**** Given passage

All transactions are visible in the block chain, and can be viewed with a hex editor. A block chain browser is a site where every transaction included within the block chain can be viewed in human-readable terms. This is useful for seeing the technical details of transactions in action and for verifying payments.

What to Do if Your Bitcoin Transaction Gets "Stuck"

The number of transactions on the Bitcoin network has steadily increased over the years. This means more blocks are filling up. And as not all transactions can be included in the blockchain straight away, backlogs form in miners’ “mempools” (a sort of “transaction queue.”)

Miners typically pick the transactions that pay the most fees and include these in their blocks first. Transactions that include lower fees are “outbid” on the so called “fee market,” and remain in miners’ mempools until a new block is found. If the transaction is outbid again, it has to wait until the next block.

This can lead to a suboptimal user experience. Transactions with too low a fee can take hours or even days to confirm, and sometimes never confirm at all.

But here is what you can do today to keep your own transaction from getting stuck.

Before You Send It

For the first years of Bitcoin’s existence, most wallets added fixed fees to outgoing transactions: typically, 0.1 mBTC. Since miners had spare space in their blocks anyways, they normally included these transactions in the first block they mined. (In fact, transactions with lower fees or even no fee at all were often included as well.)

With the increased competition for block space, a fixed 0.1 mBTC fee is often insufficient to have a transaction included in the next block; it gets outbid by transactions that include higher fees. While even a low fee transaction will probably confirm eventually, it can take a while.

Try increasing the fee

If you want to have your transaction confirmed faster, the obvious solution is to include a higher fee.

********
**** Dataset

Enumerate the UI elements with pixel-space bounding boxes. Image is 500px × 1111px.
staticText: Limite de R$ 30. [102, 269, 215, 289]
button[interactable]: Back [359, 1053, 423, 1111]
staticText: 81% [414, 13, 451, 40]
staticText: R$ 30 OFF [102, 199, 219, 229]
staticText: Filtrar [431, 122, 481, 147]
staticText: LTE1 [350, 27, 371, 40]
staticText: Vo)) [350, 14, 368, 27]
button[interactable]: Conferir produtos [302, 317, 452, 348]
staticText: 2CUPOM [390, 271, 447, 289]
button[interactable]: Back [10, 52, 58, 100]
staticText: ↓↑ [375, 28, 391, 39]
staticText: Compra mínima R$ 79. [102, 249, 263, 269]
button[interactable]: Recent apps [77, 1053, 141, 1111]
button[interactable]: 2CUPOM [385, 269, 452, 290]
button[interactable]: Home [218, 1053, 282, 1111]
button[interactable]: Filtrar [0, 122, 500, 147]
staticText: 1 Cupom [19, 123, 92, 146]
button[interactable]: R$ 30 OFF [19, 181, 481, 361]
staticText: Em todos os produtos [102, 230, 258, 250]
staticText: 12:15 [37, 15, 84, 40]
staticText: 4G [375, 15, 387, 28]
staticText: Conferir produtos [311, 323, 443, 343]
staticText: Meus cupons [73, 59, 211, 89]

********

*Goals*
1. From the Bitcoin passage, print everything from "But here is" down to "included as well.)".
2. According to the Bitcoin passage, what fixed fee did most wallets typically add to outgoing transactions during Bitcoin's first years?
3. List every word or phrase that the Bitcoin passage sets in quotation marks.
The records aren't needed for anything here.

*Task solutions*
1.
But here is what you can do today to keep your own transaction from getting stuck.

Before You Send It

For the first years of Bitcoin’s existence, most wallets added fixed fees to outgoing transactions: typically, 0.1 mBTC. Since miners had spare space in their blocks anyways, they normally included these transactions in the first block they mined. (In fact, transactions with lower fees or even no fee at all were often included as well.)

2. 0.1 mBTC

3.
Stuck
mempools
transaction queue
outbid
fee market